--- RECORDS TO USE ---

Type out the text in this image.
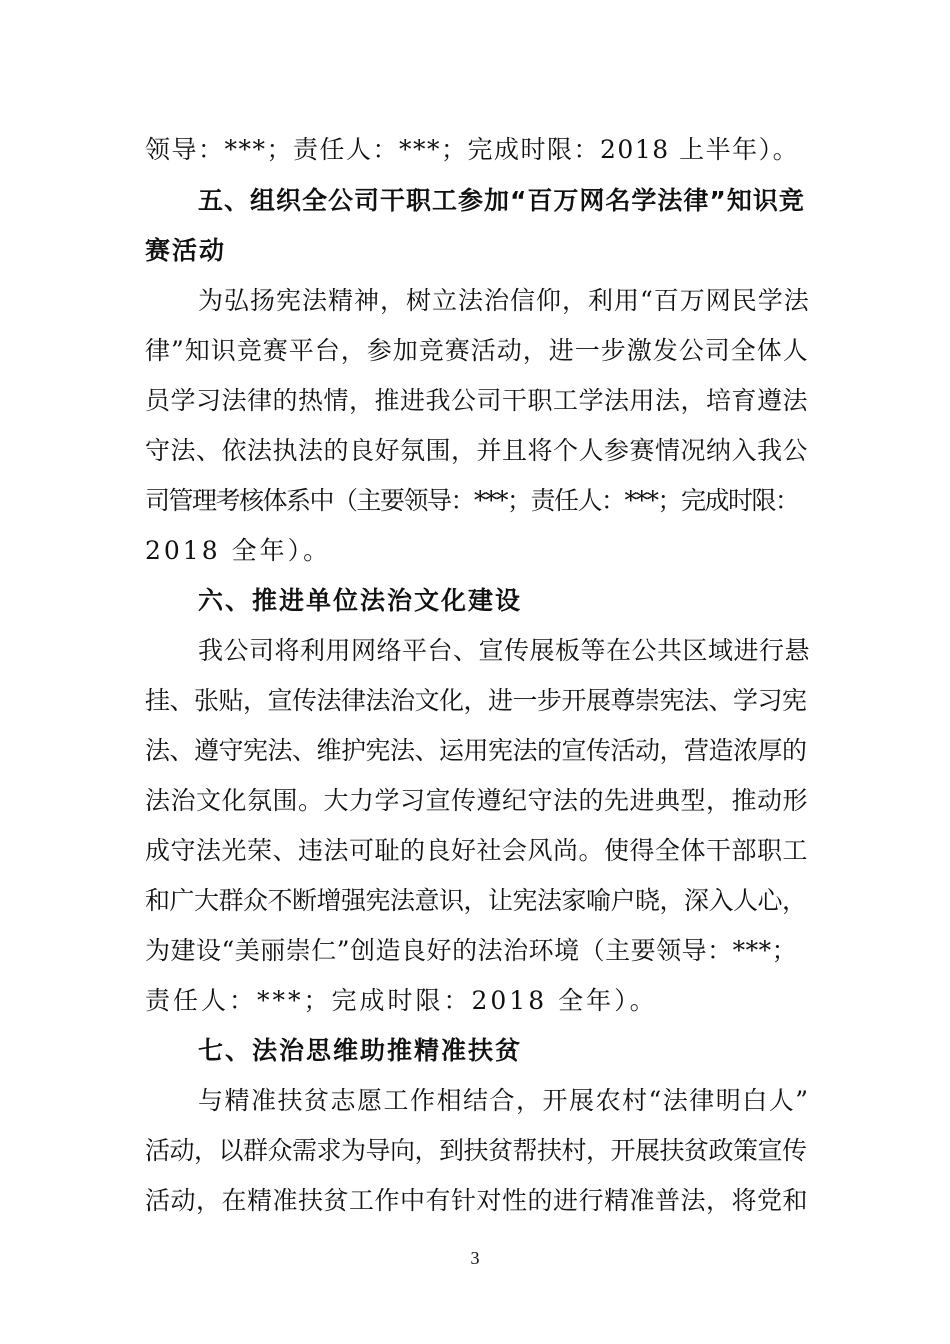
领导：***；责任人：***；完成时限：2018 上半年）。
五、组织全公司干职工参加“百万网名学法律”知识竞
赛活动
为弘扬宪法精神，树立法治信仰，利用“百万网民学法
律”知识竞赛平台，参加竞赛活动，进一步激发公司全体人
员学习法律的热情，推进我公司干职工学法用法，培育遵法
守法、依法执法的良好氛围，并且将个人参赛情况纳入我公
司管理考核体系中（主要领导：***；责任人：***；完成时限：
2018 全年）。
六、推进单位法治文化建设
我公司将利用网络平台、宣传展板等在公共区域进行悬
挂、张贴，宣传法律法治文化，进一步开展尊崇宪法、学习宪
法、遵守宪法、维护宪法、运用宪法的宣传活动，营造浓厚的
法治文化氛围。大力学习宣传遵纪守法的先进典型，推动形
成守法光荣、违法可耻的良好社会风尚。使得全体干部职工
和广大群众不断增强宪法意识，让宪法家喻户晓，深入人心，
为建设“美丽崇仁”创造良好的法治环境（主要领导：***；
责任人：***；完成时限：2018 全年）。
七、法治思维助推精准扶贫
与精准扶贫志愿工作相结合，开展农村“法律明白人”
活动，以群众需求为导向，到扶贫帮扶村，开展扶贫政策宣传
活动，在精准扶贫工作中有针对性的进行精准普法，将党和
3
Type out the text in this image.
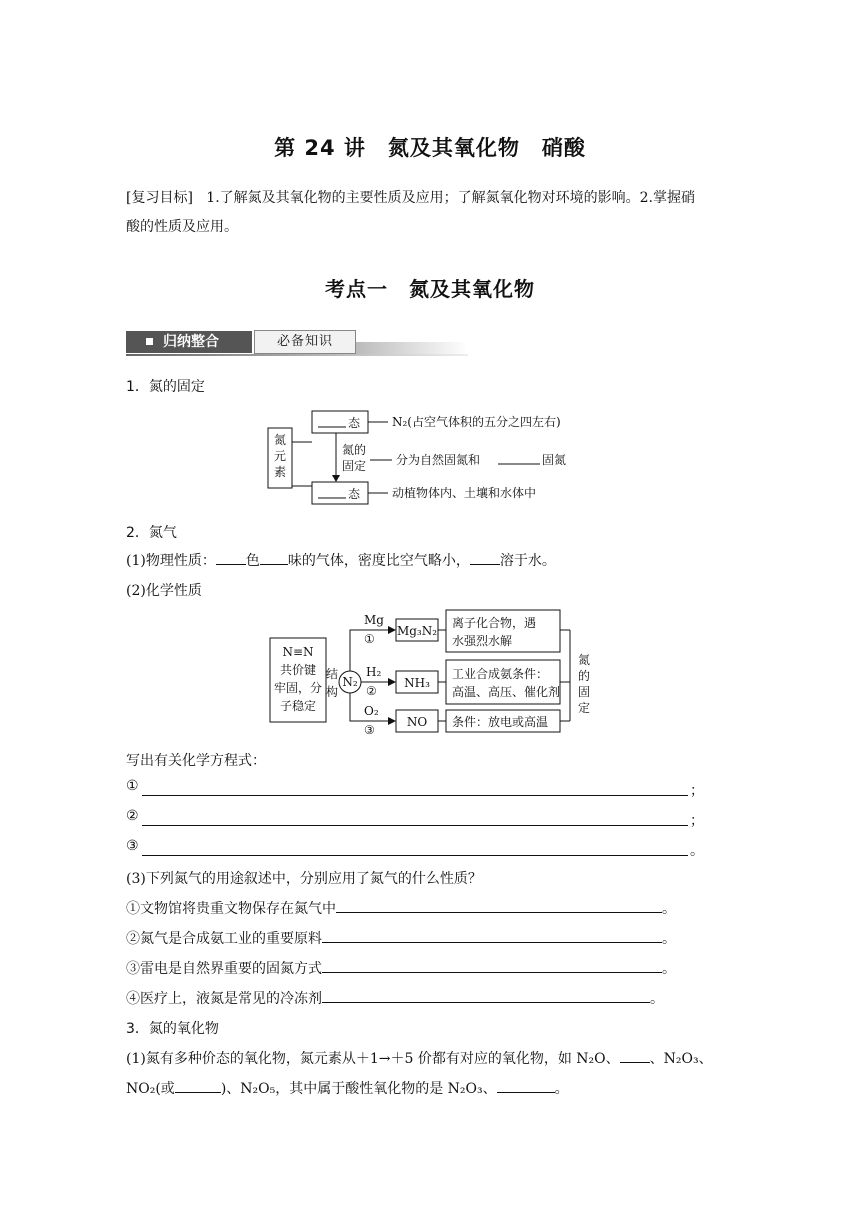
第 24 讲　氮及其氧化物　硝酸
[复习目标] 1.了解氮及其氧化物的主要性质及应用；了解氮氧化物对环境的影响。2.掌握硝
酸的性质及应用。
考点一　氮及其氧化物
归纳整合	必备知识
1．氮的固定
氮
元
素
态
态
氮的
固定
N₂(占空气体积的五分之四左右)
分为自然固氮和	固氮
动植物体内、土壤和水体中
2．氮气
(1)物理性质： 色 味的气体，密度比空气略小， 溶于水。
(2)化学性质
N≡N
共价键
牢固，分
子稳定
结
构
N₂
Mg
①
H₂
②
O₂
③
Mg₃N₂
NH₃
NO
离子化合物，遇
水强烈水解
工业合成氨条件：
高温、高压、催化剂
条件：放电或高温
氮
的
固
定
写出有关化学方程式：
①	；
②	；
③	。
(3)下列氮气的用途叙述中，分别应用了氮气的什么性质？
①文物馆将贵重文物保存在氮气中	。
②氮气是合成氨工业的重要原料	。
③雷电是自然界重要的固氮方式	。
④医疗上，液氮是常见的冷冻剂	。
3．氮的氧化物
(1)氮有多种价态的氧化物，氮元素从＋1→＋5 价都有对应的氧化物，如 N₂O、 、N₂O₃、
NO₂(或	)、N₂O₅，其中属于酸性氧化物的是 N₂O₃、	。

---

** WRITTEN REQUEST **
Omit all pictures while transcribing the entries verbatim.

** FULL ANSWER **
Type out the text in this image.
领导：***；责任人：***；完成时限：2018 上半年）。
五、组织全公司干职工参加“百万网名学法律”知识竞
赛活动
为弘扬宪法精神，树立法治信仰，利用“百万网民学法
律”知识竞赛平台，参加竞赛活动，进一步激发公司全体人
员学习法律的热情，推进我公司干职工学法用法，培育遵法
守法、依法执法的良好氛围，并且将个人参赛情况纳入我公
司管理考核体系中（主要领导：***；责任人：***；完成时限：
2018 全年）。
六、推进单位法治文化建设
我公司将利用网络平台、宣传展板等在公共区域进行悬
挂、张贴，宣传法律法治文化，进一步开展尊崇宪法、学习宪
法、遵守宪法、维护宪法、运用宪法的宣传活动，营造浓厚的
法治文化氛围。大力学习宣传遵纪守法的先进典型，推动形
成守法光荣、违法可耻的良好社会风尚。使得全体干部职工
和广大群众不断增强宪法意识，让宪法家喻户晓，深入人心，
为建设“美丽崇仁”创造良好的法治环境（主要领导：***；
责任人：***；完成时限：2018 全年）。
七、法治思维助推精准扶贫
与精准扶贫志愿工作相结合，开展农村“法律明白人”
活动，以群众需求为导向，到扶贫帮扶村，开展扶贫政策宣传
活动，在精准扶贫工作中有针对性的进行精准普法，将党和
3
Type out the text in this image.
第 24 讲　氮及其氧化物　硝酸
[复习目标] 1.了解氮及其氧化物的主要性质及应用；了解氮氧化物对环境的影响。2.掌握硝
酸的性质及应用。
考点一　氮及其氧化物
归纳整合	必备知识
1．氮的固定
氮
元
素
态
态
氮的
固定
N₂(占空气体积的五分之四左右)
分为自然固氮和	固氮
动植物体内、土壤和水体中
2．氮气
(1)物理性质： 色 味的气体，密度比空气略小， 溶于水。
(2)化学性质
N≡N
共价键
牢固，分
子稳定
结
构
N₂
Mg
①
H₂
②
O₂
③
Mg₃N₂
NH₃
NO
离子化合物，遇
水强烈水解
工业合成氨条件：
高温、高压、催化剂
条件：放电或高温
氮
的
固
定
写出有关化学方程式：
①	；
②	；
③	。
(3)下列氮气的用途叙述中，分别应用了氮气的什么性质？
①文物馆将贵重文物保存在氮气中	。
②氮气是合成氨工业的重要原料	。
③雷电是自然界重要的固氮方式	。
④医疗上，液氮是常见的冷冻剂	。
3．氮的氧化物
(1)氮有多种价态的氧化物，氮元素从＋1→＋5 价都有对应的氧化物，如 N₂O、 、N₂O₃、
NO₂(或	)、N₂O₅，其中属于酸性氧化物的是 N₂O₃、	。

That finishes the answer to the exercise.